• Problem to solve:
Copy each line containing the word "zeigt" from the records that follow, please.

▽

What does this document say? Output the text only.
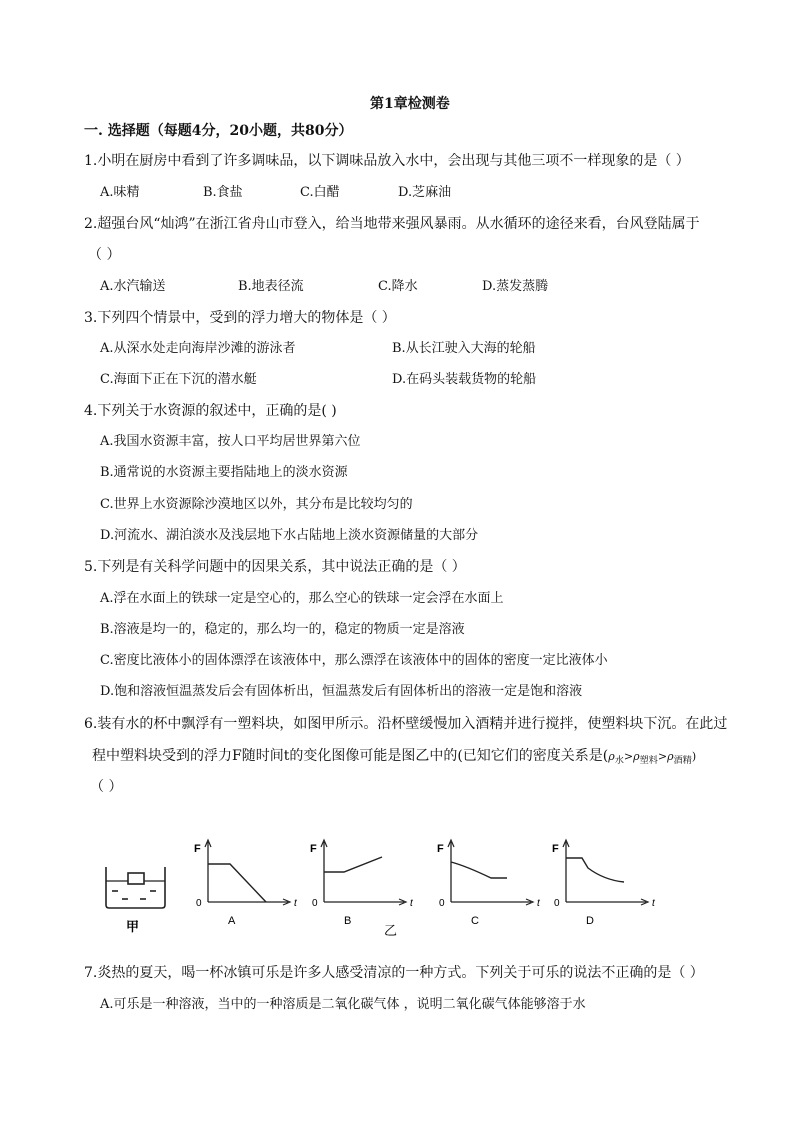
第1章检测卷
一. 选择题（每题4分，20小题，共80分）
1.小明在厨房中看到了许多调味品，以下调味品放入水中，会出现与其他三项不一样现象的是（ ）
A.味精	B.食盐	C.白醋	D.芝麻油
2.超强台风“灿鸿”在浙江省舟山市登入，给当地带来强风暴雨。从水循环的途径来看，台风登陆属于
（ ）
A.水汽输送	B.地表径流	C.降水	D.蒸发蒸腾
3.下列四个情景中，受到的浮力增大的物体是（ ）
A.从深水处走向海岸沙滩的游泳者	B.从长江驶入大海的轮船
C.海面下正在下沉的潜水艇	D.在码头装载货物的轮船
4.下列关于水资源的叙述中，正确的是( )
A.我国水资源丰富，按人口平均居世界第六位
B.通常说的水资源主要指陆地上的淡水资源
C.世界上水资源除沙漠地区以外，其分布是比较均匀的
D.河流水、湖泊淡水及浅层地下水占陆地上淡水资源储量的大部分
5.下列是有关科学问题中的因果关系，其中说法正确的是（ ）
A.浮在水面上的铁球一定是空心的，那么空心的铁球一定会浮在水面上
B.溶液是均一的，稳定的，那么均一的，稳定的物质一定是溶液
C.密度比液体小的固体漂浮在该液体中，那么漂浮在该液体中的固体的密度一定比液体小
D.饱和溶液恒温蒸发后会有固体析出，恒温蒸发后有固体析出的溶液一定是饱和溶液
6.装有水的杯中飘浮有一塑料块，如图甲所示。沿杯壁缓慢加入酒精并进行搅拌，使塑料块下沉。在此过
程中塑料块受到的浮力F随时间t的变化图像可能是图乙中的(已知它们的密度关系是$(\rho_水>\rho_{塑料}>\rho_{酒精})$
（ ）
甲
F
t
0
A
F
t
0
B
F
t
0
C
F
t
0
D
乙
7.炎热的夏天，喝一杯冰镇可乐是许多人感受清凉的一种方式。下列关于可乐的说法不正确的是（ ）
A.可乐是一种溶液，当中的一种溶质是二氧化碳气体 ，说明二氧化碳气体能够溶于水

△
▽

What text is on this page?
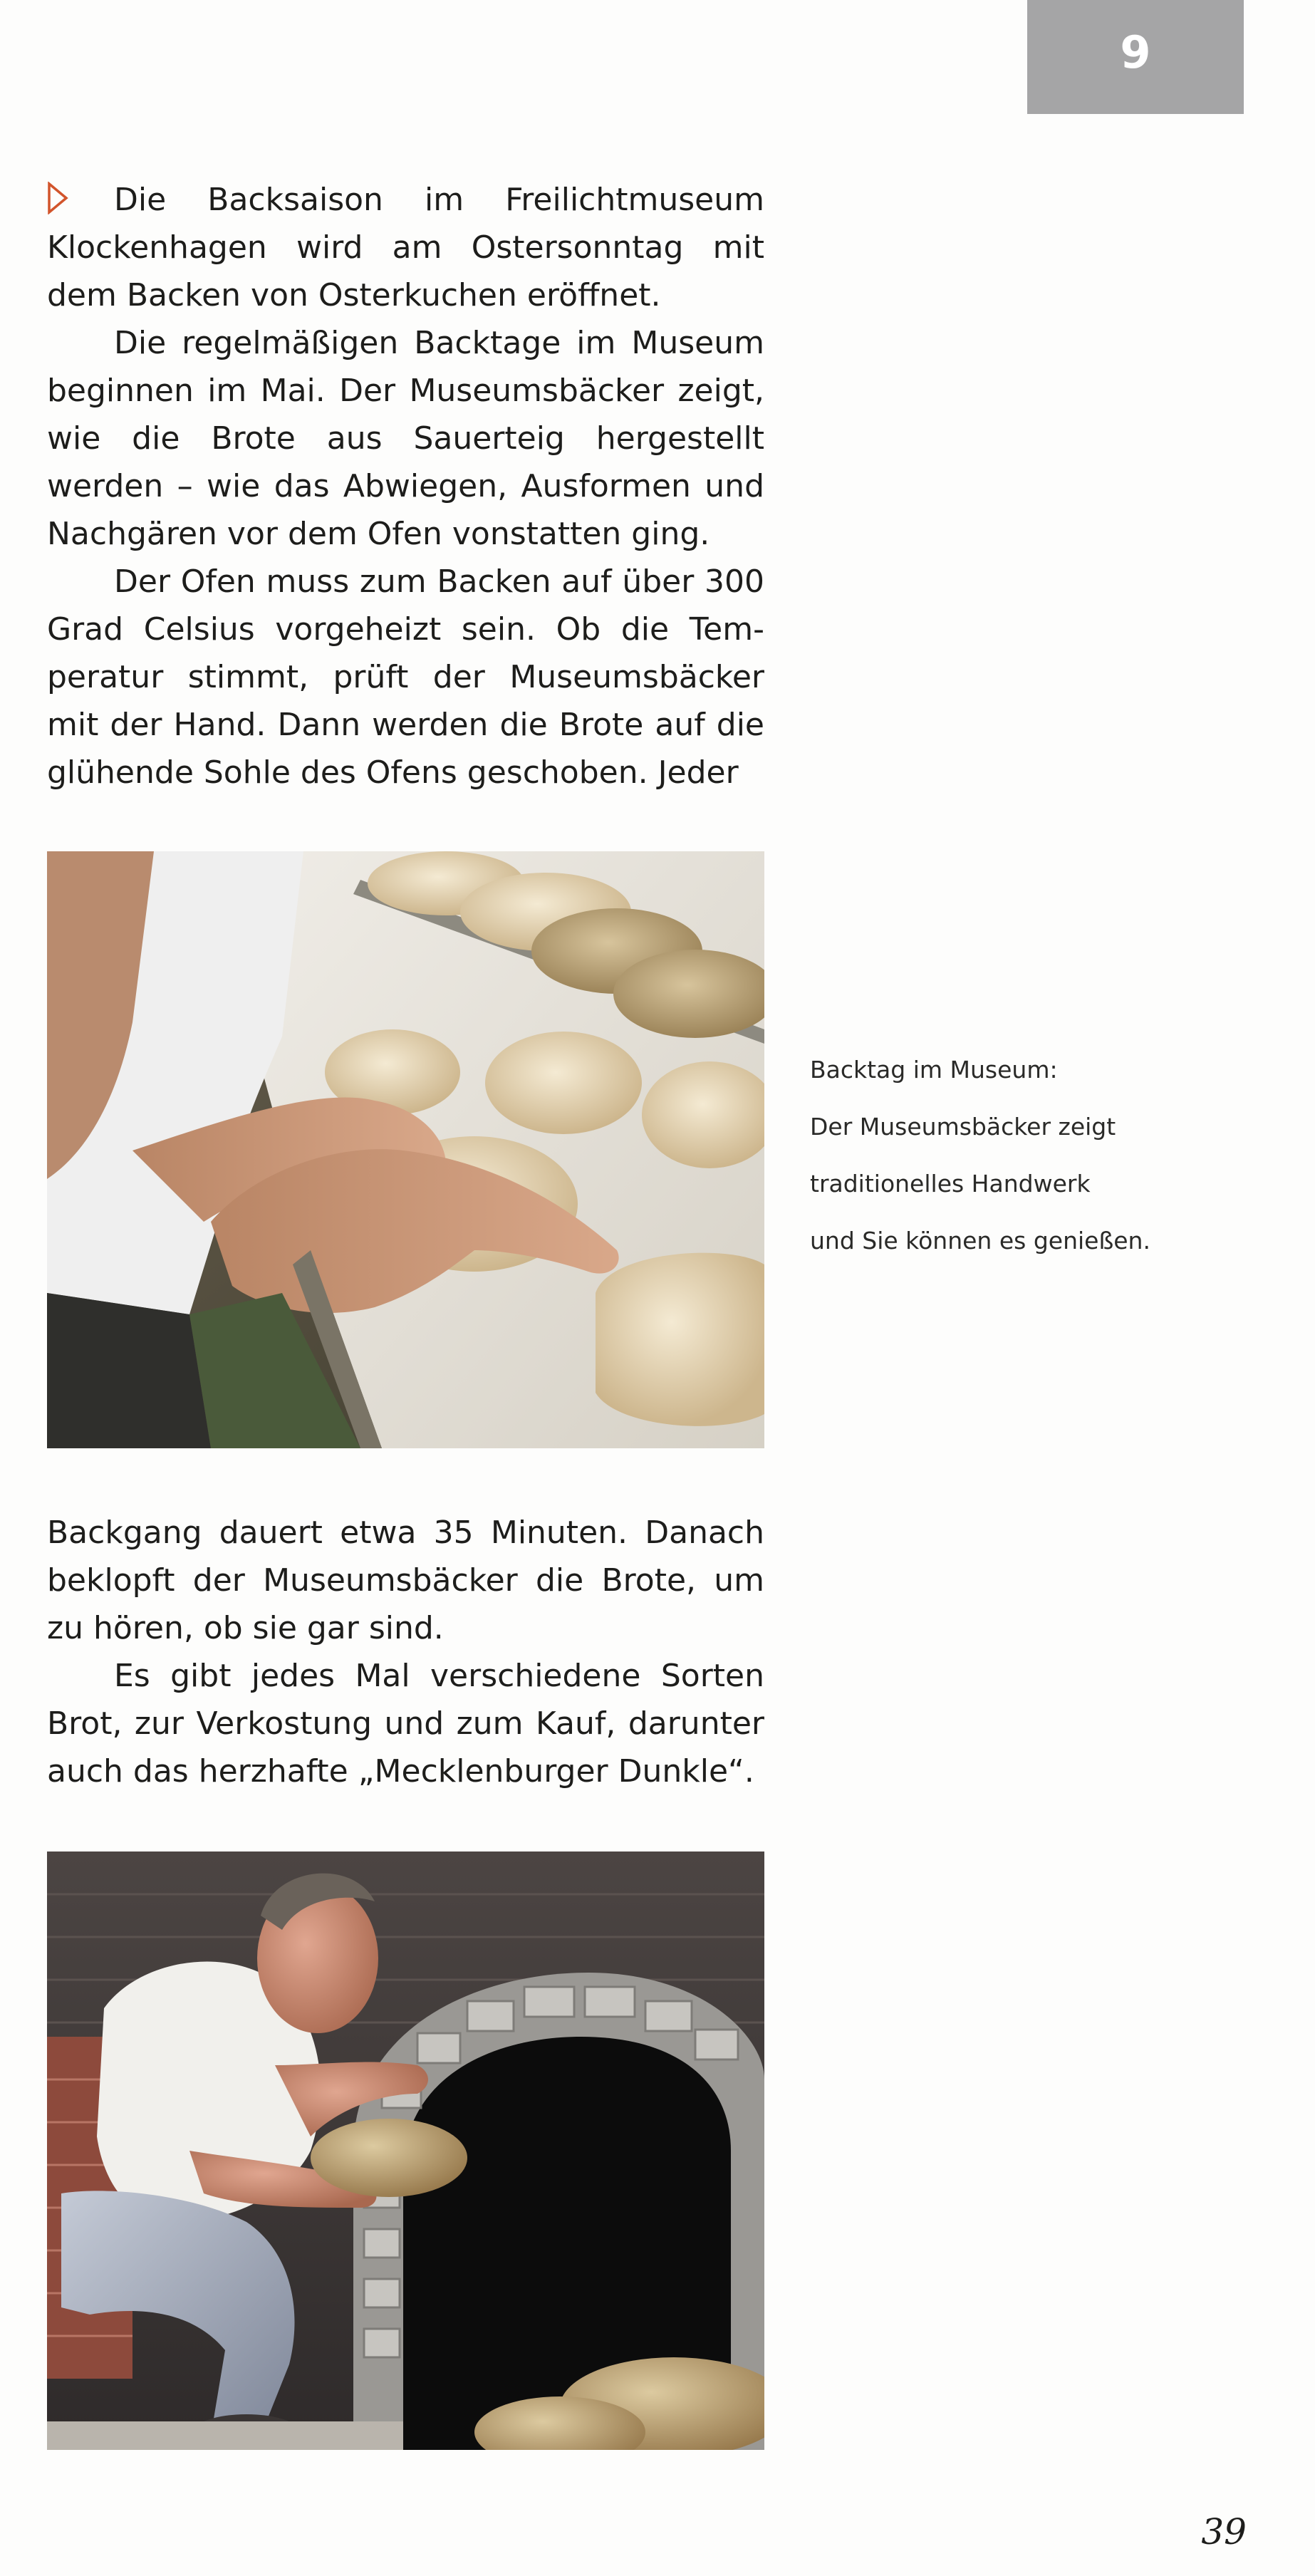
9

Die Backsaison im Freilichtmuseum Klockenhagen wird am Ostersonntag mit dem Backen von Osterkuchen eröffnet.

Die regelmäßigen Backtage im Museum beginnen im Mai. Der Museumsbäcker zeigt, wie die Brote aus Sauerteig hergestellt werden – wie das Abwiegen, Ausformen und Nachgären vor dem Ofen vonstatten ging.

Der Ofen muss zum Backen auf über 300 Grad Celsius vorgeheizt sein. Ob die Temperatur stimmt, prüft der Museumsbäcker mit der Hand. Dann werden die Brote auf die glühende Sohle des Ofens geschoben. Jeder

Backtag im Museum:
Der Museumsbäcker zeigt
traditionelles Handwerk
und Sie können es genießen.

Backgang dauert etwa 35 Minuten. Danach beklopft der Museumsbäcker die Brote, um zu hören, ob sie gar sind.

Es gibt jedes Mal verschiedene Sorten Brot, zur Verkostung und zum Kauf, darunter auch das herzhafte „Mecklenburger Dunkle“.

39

△

• Solution to this problem:
Die regelmäßigen Backtage im Museum beginnen im Mai. Der Museumsbäcker zeigt, wie die Brote aus Sauerteig hergestellt werden – wie das Abwiegen, Ausformen und Nachgären vor dem Ofen vonstatten ging.
Der Museumsbäcker zeigt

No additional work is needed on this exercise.